>> begin Data for the task

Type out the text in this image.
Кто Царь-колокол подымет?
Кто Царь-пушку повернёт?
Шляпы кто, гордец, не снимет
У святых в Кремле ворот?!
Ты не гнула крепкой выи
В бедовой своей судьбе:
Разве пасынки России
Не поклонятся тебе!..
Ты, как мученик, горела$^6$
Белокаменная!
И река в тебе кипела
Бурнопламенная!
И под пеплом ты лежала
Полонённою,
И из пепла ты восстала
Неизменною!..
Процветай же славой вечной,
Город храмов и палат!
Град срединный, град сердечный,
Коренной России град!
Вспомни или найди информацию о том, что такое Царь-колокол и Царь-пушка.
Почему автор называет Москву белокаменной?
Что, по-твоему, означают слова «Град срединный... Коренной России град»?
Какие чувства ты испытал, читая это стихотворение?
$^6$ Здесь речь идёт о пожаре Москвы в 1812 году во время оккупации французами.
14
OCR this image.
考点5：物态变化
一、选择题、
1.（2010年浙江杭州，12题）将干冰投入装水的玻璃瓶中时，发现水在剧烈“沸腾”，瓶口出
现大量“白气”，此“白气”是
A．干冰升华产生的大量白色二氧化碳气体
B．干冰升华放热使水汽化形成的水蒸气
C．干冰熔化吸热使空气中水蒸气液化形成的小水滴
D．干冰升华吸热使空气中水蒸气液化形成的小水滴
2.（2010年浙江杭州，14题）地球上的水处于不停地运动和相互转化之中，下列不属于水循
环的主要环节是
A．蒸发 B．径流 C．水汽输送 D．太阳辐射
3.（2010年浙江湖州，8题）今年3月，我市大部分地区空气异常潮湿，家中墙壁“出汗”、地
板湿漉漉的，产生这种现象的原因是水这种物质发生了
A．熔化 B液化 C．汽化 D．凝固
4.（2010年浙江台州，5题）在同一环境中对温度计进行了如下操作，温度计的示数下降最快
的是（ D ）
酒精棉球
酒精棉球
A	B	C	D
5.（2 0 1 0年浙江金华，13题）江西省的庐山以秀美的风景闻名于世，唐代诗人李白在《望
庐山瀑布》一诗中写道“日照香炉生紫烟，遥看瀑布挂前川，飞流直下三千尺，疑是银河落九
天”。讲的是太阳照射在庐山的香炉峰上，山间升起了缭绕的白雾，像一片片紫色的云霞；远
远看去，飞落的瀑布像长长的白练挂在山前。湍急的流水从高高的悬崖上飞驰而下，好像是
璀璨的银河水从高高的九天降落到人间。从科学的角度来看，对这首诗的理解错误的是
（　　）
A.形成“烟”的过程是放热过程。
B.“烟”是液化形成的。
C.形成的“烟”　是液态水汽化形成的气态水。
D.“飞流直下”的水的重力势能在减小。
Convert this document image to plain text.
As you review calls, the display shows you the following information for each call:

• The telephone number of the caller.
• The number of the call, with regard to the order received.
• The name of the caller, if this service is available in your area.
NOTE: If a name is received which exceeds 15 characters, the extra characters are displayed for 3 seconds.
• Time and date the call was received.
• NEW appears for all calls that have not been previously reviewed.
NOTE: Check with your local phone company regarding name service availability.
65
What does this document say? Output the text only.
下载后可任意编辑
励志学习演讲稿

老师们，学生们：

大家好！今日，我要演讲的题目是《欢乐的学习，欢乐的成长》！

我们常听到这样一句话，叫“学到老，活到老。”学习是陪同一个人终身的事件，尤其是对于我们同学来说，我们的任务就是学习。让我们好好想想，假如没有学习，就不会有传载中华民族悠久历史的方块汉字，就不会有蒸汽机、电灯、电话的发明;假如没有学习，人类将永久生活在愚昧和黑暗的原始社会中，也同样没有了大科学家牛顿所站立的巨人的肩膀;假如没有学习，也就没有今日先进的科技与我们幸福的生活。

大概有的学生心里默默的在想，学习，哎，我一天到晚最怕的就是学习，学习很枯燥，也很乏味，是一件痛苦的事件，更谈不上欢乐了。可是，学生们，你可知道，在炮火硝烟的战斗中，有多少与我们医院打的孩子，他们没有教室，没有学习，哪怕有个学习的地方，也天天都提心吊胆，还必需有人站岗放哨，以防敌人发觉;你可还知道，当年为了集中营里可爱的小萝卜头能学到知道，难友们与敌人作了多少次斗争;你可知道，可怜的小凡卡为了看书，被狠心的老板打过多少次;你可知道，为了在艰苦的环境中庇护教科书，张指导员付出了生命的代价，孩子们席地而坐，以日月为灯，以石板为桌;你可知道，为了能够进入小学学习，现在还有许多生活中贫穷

>> end Data for the task

Task directions
Take the material above and return all of it exactly.

Written response
Type out the text in this image.
Кто Царь-колокол подымет?
Кто Царь-пушку повернёт?
Шляпы кто, гордец, не снимет
У святых в Кремле ворот?!
Ты не гнула крепкой выи
В бедовой своей судьбе:
Разве пасынки России
Не поклонятся тебе!..
Ты, как мученик, горела$^6$
Белокаменная!
И река в тебе кипела
Бурнопламенная!
И под пеплом ты лежала
Полонённою,
И из пепла ты восстала
Неизменною!..
Процветай же славой вечной,
Город храмов и палат!
Град срединный, град сердечный,
Коренной России град!
Вспомни или найди информацию о том, что такое Царь-колокол и Царь-пушка.
Почему автор называет Москву белокаменной?
Что, по-твоему, означают слова «Град срединный... Коренной России град»?
Какие чувства ты испытал, читая это стихотворение?
$^6$ Здесь речь идёт о пожаре Москвы в 1812 году во время оккупации французами.
14
OCR this image.
考点5：物态变化
一、选择题、
1.（2010年浙江杭州，12题）将干冰投入装水的玻璃瓶中时，发现水在剧烈“沸腾”，瓶口出
现大量“白气”，此“白气”是
A．干冰升华产生的大量白色二氧化碳气体
B．干冰升华放热使水汽化形成的水蒸气
C．干冰熔化吸热使空气中水蒸气液化形成的小水滴
D．干冰升华吸热使空气中水蒸气液化形成的小水滴
2.（2010年浙江杭州，14题）地球上的水处于不停地运动和相互转化之中，下列不属于水循
环的主要环节是
A．蒸发 B．径流 C．水汽输送 D．太阳辐射
3.（2010年浙江湖州，8题）今年3月，我市大部分地区空气异常潮湿，家中墙壁“出汗”、地
板湿漉漉的，产生这种现象的原因是水这种物质发生了
A．熔化 B液化 C．汽化 D．凝固
4.（2010年浙江台州，5题）在同一环境中对温度计进行了如下操作，温度计的示数下降最快
的是（ D ）
酒精棉球
酒精棉球
A	B	C	D
5.（2 0 1 0年浙江金华，13题）江西省的庐山以秀美的风景闻名于世，唐代诗人李白在《望
庐山瀑布》一诗中写道“日照香炉生紫烟，遥看瀑布挂前川，飞流直下三千尺，疑是银河落九
天”。讲的是太阳照射在庐山的香炉峰上，山间升起了缭绕的白雾，像一片片紫色的云霞；远
远看去，飞落的瀑布像长长的白练挂在山前。湍急的流水从高高的悬崖上飞驰而下，好像是
璀璨的银河水从高高的九天降落到人间。从科学的角度来看，对这首诗的理解错误的是
（　　）
A.形成“烟”的过程是放热过程。
B.“烟”是液化形成的。
C.形成的“烟”　是液态水汽化形成的气态水。
D.“飞流直下”的水的重力势能在减小。
Convert this document image to plain text.
As you review calls, the display shows you the following information for each call:

• The telephone number of the caller.
• The number of the call, with regard to the order received.
• The name of the caller, if this service is available in your area.
NOTE: If a name is received which exceeds 15 characters, the extra characters are displayed for 3 seconds.
• Time and date the call was received.
• NEW appears for all calls that have not been previously reviewed.
NOTE: Check with your local phone company regarding name service availability.
65
What does this document say? Output the text only.
下载后可任意编辑
励志学习演讲稿

老师们，学生们：

大家好！今日，我要演讲的题目是《欢乐的学习，欢乐的成长》！

我们常听到这样一句话，叫“学到老，活到老。”学习是陪同一个人终身的事件，尤其是对于我们同学来说，我们的任务就是学习。让我们好好想想，假如没有学习，就不会有传载中华民族悠久历史的方块汉字，就不会有蒸汽机、电灯、电话的发明;假如没有学习，人类将永久生活在愚昧和黑暗的原始社会中，也同样没有了大科学家牛顿所站立的巨人的肩膀;假如没有学习，也就没有今日先进的科技与我们幸福的生活。

大概有的学生心里默默的在想，学习，哎，我一天到晚最怕的就是学习，学习很枯燥，也很乏味，是一件痛苦的事件，更谈不上欢乐了。可是，学生们，你可知道，在炮火硝烟的战斗中，有多少与我们医院打的孩子，他们没有教室，没有学习，哪怕有个学习的地方，也天天都提心吊胆，还必需有人站岗放哨，以防敌人发觉;你可还知道，当年为了集中营里可爱的小萝卜头能学到知道，难友们与敌人作了多少次斗争;你可知道，可怜的小凡卡为了看书，被狠心的老板打过多少次;你可知道，为了在艰苦的环境中庇护教科书，张指导员付出了生命的代价，孩子们席地而坐，以日月为灯，以石板为桌;你可知道，为了能够进入小学学习，现在还有许多生活中贫穷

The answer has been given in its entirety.